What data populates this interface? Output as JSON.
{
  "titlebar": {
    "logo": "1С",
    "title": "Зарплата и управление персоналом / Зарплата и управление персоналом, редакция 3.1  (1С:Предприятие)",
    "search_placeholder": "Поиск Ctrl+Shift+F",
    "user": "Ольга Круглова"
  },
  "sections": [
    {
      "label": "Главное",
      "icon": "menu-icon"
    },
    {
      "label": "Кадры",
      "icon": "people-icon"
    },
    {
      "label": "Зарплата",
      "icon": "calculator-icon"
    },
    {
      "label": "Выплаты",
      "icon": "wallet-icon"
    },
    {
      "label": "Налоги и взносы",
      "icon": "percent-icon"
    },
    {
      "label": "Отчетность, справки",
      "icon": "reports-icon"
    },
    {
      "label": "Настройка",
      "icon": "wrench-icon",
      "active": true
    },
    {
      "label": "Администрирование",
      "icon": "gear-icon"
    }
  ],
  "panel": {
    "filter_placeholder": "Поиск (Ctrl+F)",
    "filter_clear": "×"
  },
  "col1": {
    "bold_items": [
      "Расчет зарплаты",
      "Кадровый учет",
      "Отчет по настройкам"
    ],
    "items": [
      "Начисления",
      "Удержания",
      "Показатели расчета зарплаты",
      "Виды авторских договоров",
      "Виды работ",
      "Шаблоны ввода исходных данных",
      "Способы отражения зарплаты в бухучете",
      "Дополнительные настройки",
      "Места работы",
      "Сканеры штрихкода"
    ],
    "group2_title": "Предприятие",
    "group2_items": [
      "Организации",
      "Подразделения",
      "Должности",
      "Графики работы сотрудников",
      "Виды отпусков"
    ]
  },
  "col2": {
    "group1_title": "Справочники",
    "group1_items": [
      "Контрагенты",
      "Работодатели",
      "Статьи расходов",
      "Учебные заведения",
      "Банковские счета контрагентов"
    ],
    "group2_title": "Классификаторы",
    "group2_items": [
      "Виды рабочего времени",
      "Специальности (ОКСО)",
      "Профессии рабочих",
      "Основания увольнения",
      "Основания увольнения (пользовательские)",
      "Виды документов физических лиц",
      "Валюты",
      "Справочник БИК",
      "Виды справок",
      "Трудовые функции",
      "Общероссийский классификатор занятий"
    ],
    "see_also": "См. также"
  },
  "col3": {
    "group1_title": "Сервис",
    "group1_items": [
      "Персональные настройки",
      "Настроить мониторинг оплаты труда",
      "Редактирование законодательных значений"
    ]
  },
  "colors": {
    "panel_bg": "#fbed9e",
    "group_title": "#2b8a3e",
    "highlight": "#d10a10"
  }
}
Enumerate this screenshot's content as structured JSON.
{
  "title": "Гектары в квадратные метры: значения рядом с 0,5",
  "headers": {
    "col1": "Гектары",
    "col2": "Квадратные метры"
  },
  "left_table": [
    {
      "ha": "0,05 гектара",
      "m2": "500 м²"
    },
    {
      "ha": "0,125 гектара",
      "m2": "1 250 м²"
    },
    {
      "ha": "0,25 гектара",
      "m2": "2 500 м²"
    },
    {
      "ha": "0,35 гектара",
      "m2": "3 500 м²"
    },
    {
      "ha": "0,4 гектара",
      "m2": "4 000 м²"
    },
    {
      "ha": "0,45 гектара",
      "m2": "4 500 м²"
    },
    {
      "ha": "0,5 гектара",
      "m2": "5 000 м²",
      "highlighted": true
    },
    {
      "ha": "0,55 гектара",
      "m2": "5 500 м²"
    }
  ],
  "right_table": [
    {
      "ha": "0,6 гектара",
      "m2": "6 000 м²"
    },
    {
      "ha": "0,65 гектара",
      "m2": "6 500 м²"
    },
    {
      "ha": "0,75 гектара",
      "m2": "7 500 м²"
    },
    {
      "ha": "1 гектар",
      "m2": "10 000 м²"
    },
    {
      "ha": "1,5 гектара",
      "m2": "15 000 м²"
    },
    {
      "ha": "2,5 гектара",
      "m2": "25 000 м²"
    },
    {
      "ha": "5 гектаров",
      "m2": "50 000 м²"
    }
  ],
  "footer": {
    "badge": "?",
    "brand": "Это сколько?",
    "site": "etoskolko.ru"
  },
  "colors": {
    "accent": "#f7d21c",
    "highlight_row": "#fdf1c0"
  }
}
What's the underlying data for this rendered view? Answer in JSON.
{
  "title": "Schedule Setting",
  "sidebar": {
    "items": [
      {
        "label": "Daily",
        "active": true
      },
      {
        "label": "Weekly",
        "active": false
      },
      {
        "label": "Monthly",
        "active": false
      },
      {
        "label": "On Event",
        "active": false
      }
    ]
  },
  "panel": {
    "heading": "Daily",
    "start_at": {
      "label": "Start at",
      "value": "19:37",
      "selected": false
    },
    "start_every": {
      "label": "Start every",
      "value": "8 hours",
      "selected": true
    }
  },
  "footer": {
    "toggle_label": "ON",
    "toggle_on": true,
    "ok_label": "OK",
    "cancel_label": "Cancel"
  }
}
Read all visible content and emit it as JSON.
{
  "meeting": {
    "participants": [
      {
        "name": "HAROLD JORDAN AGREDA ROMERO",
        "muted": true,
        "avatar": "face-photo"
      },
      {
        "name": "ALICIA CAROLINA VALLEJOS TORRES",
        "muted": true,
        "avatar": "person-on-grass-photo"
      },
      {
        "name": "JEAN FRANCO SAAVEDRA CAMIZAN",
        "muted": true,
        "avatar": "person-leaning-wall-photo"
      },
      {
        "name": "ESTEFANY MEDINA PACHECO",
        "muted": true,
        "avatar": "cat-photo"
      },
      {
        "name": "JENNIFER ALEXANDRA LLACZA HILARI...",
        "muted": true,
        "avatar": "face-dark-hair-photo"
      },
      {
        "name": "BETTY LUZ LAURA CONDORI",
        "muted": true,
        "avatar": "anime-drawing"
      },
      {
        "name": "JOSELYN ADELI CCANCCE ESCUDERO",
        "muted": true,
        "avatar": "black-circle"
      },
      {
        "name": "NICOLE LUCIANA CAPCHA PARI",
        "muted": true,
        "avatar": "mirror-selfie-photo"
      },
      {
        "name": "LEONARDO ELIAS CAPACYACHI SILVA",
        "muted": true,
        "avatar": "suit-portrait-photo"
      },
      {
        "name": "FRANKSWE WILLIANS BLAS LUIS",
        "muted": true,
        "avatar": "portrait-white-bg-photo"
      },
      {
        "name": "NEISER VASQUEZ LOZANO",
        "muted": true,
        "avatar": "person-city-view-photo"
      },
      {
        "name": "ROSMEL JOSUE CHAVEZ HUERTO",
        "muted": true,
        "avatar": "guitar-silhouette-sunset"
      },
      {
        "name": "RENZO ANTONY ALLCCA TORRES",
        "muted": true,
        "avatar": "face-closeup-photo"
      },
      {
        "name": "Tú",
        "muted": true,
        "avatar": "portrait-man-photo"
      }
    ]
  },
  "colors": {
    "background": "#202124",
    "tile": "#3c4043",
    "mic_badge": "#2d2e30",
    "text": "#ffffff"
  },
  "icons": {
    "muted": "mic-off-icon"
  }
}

*TASK:* Give the count of lines in the records that contain "data", and no other text.

*EXERCISE SOLUTION:* 2